▶ _Task requirements_:
Check each line of the records below and collect those holding "Пульт".
◇ ◇ ◇ ◇
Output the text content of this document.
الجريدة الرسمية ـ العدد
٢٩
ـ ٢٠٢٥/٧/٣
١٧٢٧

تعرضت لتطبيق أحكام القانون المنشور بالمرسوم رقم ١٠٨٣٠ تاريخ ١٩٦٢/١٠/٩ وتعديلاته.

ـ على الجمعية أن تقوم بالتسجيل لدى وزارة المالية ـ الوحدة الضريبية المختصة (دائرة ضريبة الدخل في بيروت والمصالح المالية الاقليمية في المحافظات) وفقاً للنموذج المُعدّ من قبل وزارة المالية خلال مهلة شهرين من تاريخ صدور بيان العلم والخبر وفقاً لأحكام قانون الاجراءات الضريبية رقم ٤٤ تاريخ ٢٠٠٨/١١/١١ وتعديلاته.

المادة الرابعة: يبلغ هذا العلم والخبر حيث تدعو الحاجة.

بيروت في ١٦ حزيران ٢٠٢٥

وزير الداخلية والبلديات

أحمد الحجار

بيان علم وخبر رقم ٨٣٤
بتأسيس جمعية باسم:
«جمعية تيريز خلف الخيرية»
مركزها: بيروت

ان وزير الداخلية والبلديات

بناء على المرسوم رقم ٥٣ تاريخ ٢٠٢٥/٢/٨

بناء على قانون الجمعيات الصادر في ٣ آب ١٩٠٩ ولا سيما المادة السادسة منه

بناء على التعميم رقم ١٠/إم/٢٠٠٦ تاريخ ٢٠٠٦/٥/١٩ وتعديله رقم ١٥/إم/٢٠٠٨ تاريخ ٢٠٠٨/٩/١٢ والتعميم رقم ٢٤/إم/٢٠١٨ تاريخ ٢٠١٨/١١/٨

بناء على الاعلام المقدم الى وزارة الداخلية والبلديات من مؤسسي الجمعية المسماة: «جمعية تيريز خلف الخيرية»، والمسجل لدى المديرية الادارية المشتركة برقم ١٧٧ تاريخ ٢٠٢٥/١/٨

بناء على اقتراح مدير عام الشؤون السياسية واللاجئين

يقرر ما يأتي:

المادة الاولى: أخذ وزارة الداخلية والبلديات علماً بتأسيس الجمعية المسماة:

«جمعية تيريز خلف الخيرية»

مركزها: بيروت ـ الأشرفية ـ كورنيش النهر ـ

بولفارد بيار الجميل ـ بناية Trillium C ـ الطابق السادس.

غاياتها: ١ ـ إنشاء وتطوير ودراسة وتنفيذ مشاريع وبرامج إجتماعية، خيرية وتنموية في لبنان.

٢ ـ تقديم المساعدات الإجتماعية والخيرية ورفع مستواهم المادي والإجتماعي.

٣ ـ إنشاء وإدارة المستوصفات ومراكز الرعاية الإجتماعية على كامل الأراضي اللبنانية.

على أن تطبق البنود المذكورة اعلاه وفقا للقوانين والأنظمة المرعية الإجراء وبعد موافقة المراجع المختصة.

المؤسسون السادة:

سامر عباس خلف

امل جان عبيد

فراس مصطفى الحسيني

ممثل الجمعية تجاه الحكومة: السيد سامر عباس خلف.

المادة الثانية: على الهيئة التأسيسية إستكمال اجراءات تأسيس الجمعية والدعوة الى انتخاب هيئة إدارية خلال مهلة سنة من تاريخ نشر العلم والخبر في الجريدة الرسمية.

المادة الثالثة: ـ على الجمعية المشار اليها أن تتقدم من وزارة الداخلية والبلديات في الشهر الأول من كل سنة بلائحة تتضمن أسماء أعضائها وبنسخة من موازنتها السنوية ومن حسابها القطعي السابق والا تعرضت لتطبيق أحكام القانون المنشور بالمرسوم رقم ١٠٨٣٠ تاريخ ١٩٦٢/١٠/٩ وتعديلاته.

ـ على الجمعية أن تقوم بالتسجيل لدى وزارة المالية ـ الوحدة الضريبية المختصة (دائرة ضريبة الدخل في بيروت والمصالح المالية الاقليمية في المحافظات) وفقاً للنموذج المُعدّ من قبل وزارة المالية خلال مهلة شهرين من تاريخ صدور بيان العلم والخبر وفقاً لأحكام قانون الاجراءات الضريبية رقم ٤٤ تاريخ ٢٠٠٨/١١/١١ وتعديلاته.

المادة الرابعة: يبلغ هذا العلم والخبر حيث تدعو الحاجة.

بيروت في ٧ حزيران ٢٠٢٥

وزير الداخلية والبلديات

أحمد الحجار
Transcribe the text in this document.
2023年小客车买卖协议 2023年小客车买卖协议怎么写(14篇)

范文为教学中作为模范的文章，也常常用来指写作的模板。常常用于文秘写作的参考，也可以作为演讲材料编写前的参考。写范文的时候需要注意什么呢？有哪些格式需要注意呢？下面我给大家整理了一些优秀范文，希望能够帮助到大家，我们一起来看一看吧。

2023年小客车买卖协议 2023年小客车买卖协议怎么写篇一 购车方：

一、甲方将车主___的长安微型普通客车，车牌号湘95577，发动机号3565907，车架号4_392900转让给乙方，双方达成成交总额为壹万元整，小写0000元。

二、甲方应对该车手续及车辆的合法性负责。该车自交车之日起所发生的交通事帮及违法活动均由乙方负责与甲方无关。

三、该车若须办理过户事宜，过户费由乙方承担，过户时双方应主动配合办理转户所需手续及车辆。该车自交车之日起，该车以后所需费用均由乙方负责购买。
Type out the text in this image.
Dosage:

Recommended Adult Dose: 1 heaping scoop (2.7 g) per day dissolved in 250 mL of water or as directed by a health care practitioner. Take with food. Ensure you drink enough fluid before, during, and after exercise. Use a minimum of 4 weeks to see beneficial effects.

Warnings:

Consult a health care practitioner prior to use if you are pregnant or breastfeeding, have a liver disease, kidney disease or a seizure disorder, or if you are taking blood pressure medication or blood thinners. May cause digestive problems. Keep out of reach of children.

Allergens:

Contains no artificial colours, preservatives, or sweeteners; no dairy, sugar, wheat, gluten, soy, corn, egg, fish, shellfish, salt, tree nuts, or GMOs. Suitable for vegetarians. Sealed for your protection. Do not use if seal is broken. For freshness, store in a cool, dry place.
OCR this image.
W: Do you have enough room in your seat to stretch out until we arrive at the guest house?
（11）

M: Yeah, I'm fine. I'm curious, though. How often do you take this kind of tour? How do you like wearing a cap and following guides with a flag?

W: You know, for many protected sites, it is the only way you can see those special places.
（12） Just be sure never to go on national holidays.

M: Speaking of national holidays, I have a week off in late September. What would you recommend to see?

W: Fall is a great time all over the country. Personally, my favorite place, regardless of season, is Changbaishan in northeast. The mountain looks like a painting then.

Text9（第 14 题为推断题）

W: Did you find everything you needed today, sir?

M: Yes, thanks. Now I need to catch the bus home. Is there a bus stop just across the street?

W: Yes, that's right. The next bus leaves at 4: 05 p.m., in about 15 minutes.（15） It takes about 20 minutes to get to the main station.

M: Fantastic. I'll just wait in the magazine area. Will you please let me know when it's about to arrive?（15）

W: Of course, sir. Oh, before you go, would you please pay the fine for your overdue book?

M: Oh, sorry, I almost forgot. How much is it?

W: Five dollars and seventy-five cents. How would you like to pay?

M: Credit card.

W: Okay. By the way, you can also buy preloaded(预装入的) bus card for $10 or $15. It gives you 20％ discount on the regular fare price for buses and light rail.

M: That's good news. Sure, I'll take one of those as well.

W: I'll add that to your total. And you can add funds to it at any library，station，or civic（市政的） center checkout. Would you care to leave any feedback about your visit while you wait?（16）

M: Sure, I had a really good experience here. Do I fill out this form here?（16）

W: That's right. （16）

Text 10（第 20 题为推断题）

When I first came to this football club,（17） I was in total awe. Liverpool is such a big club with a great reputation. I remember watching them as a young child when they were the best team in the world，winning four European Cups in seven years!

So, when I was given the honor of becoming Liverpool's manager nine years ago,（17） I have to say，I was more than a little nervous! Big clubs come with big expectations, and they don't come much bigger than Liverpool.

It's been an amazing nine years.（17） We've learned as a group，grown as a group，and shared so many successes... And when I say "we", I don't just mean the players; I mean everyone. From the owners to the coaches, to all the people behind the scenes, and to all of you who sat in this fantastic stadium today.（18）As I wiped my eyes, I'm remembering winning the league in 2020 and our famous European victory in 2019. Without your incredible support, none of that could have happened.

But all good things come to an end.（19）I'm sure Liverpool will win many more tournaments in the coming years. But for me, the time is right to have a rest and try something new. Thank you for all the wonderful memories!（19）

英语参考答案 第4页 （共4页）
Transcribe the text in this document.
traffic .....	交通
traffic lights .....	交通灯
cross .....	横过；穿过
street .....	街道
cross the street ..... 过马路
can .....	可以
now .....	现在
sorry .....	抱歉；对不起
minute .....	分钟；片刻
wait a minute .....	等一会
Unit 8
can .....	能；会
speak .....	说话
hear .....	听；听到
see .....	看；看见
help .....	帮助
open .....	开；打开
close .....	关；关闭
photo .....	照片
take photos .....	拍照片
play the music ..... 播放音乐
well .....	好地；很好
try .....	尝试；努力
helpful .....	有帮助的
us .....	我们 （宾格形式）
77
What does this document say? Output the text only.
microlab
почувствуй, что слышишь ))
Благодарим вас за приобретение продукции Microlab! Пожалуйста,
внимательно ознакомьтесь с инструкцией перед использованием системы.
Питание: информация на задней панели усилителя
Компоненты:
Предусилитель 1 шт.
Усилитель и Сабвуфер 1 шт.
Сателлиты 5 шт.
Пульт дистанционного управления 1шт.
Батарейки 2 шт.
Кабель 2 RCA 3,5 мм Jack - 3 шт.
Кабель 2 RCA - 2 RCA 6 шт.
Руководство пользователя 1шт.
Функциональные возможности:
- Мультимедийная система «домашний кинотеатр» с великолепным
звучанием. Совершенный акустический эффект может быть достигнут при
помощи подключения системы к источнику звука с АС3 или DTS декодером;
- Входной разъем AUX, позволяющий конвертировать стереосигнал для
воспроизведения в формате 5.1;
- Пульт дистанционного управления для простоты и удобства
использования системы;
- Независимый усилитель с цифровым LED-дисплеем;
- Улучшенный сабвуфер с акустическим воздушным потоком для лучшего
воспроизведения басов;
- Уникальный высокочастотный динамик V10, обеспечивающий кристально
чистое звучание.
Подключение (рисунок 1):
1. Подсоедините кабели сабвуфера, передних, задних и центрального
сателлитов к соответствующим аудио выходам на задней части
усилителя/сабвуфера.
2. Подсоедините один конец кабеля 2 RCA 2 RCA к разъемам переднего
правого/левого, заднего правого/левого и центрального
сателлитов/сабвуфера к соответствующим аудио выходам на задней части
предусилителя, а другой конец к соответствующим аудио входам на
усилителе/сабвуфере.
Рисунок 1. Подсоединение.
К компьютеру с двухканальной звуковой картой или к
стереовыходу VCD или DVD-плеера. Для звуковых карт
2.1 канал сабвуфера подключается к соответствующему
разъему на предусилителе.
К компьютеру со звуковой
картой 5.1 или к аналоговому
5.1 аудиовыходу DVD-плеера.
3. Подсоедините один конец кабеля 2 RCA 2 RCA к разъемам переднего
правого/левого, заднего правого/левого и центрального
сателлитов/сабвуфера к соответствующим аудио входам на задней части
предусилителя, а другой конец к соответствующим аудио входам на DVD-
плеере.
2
◇ ◇ ◇ ◇
▶ _Final result_:
Пульт дистанционного управления 1шт.
- Пульт дистанционного управления для простоты и удобства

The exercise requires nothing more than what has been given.